*TO BE DONE*
What follows is a block of records; reproduce all of it verbatim.

*LISTING*
----
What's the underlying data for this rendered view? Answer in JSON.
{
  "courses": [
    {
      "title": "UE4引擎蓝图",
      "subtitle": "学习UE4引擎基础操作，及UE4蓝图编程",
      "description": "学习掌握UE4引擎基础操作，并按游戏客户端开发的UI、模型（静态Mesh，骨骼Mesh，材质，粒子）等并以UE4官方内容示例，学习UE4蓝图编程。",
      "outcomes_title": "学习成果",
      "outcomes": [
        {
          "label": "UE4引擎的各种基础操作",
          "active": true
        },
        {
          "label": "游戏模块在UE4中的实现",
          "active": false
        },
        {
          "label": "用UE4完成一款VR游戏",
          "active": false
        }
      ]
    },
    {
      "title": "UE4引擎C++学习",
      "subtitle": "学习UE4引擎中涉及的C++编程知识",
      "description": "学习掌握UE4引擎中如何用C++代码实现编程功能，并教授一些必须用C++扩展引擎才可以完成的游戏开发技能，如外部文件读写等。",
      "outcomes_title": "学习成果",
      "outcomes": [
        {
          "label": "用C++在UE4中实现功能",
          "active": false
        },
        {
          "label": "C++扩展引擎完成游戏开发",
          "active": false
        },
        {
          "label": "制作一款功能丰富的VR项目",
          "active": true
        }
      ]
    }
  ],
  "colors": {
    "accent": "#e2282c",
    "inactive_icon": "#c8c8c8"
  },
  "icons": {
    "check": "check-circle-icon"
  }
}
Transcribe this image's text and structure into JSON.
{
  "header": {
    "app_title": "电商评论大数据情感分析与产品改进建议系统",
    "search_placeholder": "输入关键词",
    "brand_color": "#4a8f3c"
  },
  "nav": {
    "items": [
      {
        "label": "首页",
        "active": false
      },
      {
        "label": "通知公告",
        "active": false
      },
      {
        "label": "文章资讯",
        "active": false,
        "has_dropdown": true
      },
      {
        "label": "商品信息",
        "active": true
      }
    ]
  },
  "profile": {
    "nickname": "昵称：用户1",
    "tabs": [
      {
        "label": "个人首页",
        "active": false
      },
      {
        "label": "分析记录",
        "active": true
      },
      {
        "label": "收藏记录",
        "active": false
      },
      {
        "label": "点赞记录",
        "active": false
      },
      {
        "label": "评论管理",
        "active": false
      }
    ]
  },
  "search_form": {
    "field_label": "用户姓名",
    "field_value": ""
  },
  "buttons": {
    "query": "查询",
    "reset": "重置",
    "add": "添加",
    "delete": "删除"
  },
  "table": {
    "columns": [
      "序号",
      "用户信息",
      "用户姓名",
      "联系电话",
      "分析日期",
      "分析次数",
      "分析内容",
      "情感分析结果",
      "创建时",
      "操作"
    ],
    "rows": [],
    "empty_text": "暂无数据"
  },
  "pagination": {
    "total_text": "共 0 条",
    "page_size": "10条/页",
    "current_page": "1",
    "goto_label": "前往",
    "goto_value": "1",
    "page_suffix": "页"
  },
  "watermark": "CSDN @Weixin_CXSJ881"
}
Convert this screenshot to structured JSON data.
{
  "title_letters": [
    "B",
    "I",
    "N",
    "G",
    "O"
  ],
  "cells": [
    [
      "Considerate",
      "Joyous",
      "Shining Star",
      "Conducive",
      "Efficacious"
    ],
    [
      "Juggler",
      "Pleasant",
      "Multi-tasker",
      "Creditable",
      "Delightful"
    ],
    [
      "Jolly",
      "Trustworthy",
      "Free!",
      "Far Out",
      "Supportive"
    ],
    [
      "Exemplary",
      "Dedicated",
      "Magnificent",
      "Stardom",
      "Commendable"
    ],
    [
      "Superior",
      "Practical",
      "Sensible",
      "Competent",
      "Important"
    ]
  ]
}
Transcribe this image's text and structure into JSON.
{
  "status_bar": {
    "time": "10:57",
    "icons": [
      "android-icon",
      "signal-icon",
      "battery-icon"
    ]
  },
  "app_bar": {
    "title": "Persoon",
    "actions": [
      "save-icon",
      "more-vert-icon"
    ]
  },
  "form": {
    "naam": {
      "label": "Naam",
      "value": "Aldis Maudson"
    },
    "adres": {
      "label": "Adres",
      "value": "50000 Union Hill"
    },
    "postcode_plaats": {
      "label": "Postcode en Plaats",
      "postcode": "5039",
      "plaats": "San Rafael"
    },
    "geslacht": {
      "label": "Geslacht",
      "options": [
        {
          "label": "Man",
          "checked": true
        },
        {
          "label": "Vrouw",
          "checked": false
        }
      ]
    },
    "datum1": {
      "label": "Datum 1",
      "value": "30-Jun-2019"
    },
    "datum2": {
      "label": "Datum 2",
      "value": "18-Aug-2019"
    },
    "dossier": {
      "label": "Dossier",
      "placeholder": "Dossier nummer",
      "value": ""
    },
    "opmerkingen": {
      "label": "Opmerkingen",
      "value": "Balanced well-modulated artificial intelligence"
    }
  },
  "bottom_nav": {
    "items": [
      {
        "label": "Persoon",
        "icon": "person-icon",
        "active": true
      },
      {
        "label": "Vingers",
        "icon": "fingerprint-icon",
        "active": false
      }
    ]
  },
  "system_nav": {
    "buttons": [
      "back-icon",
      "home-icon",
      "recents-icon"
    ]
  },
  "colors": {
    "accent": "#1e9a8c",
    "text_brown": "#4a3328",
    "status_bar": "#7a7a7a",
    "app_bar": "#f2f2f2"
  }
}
----
*ANSWER TO THE PROBLEM*
What's the underlying data for this rendered view? Answer in JSON.
{
  "courses": [
    {
      "title": "UE4引擎蓝图",
      "subtitle": "学习UE4引擎基础操作，及UE4蓝图编程",
      "description": "学习掌握UE4引擎基础操作，并按游戏客户端开发的UI、模型（静态Mesh，骨骼Mesh，材质，粒子）等并以UE4官方内容示例，学习UE4蓝图编程。",
      "outcomes_title": "学习成果",
      "outcomes": [
        {
          "label": "UE4引擎的各种基础操作",
          "active": true
        },
        {
          "label": "游戏模块在UE4中的实现",
          "active": false
        },
        {
          "label": "用UE4完成一款VR游戏",
          "active": false
        }
      ]
    },
    {
      "title": "UE4引擎C++学习",
      "subtitle": "学习UE4引擎中涉及的C++编程知识",
      "description": "学习掌握UE4引擎中如何用C++代码实现编程功能，并教授一些必须用C++扩展引擎才可以完成的游戏开发技能，如外部文件读写等。",
      "outcomes_title": "学习成果",
      "outcomes": [
        {
          "label": "用C++在UE4中实现功能",
          "active": false
        },
        {
          "label": "C++扩展引擎完成游戏开发",
          "active": false
        },
        {
          "label": "制作一款功能丰富的VR项目",
          "active": true
        }
      ]
    }
  ],
  "colors": {
    "accent": "#e2282c",
    "inactive_icon": "#c8c8c8"
  },
  "icons": {
    "check": "check-circle-icon"
  }
}
Transcribe this image's text and structure into JSON.
{
  "header": {
    "app_title": "电商评论大数据情感分析与产品改进建议系统",
    "search_placeholder": "输入关键词",
    "brand_color": "#4a8f3c"
  },
  "nav": {
    "items": [
      {
        "label": "首页",
        "active": false
      },
      {
        "label": "通知公告",
        "active": false
      },
      {
        "label": "文章资讯",
        "active": false,
        "has_dropdown": true
      },
      {
        "label": "商品信息",
        "active": true
      }
    ]
  },
  "profile": {
    "nickname": "昵称：用户1",
    "tabs": [
      {
        "label": "个人首页",
        "active": false
      },
      {
        "label": "分析记录",
        "active": true
      },
      {
        "label": "收藏记录",
        "active": false
      },
      {
        "label": "点赞记录",
        "active": false
      },
      {
        "label": "评论管理",
        "active": false
      }
    ]
  },
  "search_form": {
    "field_label": "用户姓名",
    "field_value": ""
  },
  "buttons": {
    "query": "查询",
    "reset": "重置",
    "add": "添加",
    "delete": "删除"
  },
  "table": {
    "columns": [
      "序号",
      "用户信息",
      "用户姓名",
      "联系电话",
      "分析日期",
      "分析次数",
      "分析内容",
      "情感分析结果",
      "创建时",
      "操作"
    ],
    "rows": [],
    "empty_text": "暂无数据"
  },
  "pagination": {
    "total_text": "共 0 条",
    "page_size": "10条/页",
    "current_page": "1",
    "goto_label": "前往",
    "goto_value": "1",
    "page_suffix": "页"
  },
  "watermark": "CSDN @Weixin_CXSJ881"
}
Convert this screenshot to structured JSON data.
{
  "title_letters": [
    "B",
    "I",
    "N",
    "G",
    "O"
  ],
  "cells": [
    [
      "Considerate",
      "Joyous",
      "Shining Star",
      "Conducive",
      "Efficacious"
    ],
    [
      "Juggler",
      "Pleasant",
      "Multi-tasker",
      "Creditable",
      "Delightful"
    ],
    [
      "Jolly",
      "Trustworthy",
      "Free!",
      "Far Out",
      "Supportive"
    ],
    [
      "Exemplary",
      "Dedicated",
      "Magnificent",
      "Stardom",
      "Commendable"
    ],
    [
      "Superior",
      "Practical",
      "Sensible",
      "Competent",
      "Important"
    ]
  ]
}
Transcribe this image's text and structure into JSON.
{
  "status_bar": {
    "time": "10:57",
    "icons": [
      "android-icon",
      "signal-icon",
      "battery-icon"
    ]
  },
  "app_bar": {
    "title": "Persoon",
    "actions": [
      "save-icon",
      "more-vert-icon"
    ]
  },
  "form": {
    "naam": {
      "label": "Naam",
      "value": "Aldis Maudson"
    },
    "adres": {
      "label": "Adres",
      "value": "50000 Union Hill"
    },
    "postcode_plaats": {
      "label": "Postcode en Plaats",
      "postcode": "5039",
      "plaats": "San Rafael"
    },
    "geslacht": {
      "label": "Geslacht",
      "options": [
        {
          "label": "Man",
          "checked": true
        },
        {
          "label": "Vrouw",
          "checked": false
        }
      ]
    },
    "datum1": {
      "label": "Datum 1",
      "value": "30-Jun-2019"
    },
    "datum2": {
      "label": "Datum 2",
      "value": "18-Aug-2019"
    },
    "dossier": {
      "label": "Dossier",
      "placeholder": "Dossier nummer",
      "value": ""
    },
    "opmerkingen": {
      "label": "Opmerkingen",
      "value": "Balanced well-modulated artificial intelligence"
    }
  },
  "bottom_nav": {
    "items": [
      {
        "label": "Persoon",
        "icon": "person-icon",
        "active": true
      },
      {
        "label": "Vingers",
        "icon": "fingerprint-icon",
        "active": false
      }
    ]
  },
  "system_nav": {
    "buttons": [
      "back-icon",
      "home-icon",
      "recents-icon"
    ]
  },
  "colors": {
    "accent": "#1e9a8c",
    "text_brown": "#4a3328",
    "status_bar": "#7a7a7a",
    "app_bar": "#f2f2f2"
  }
}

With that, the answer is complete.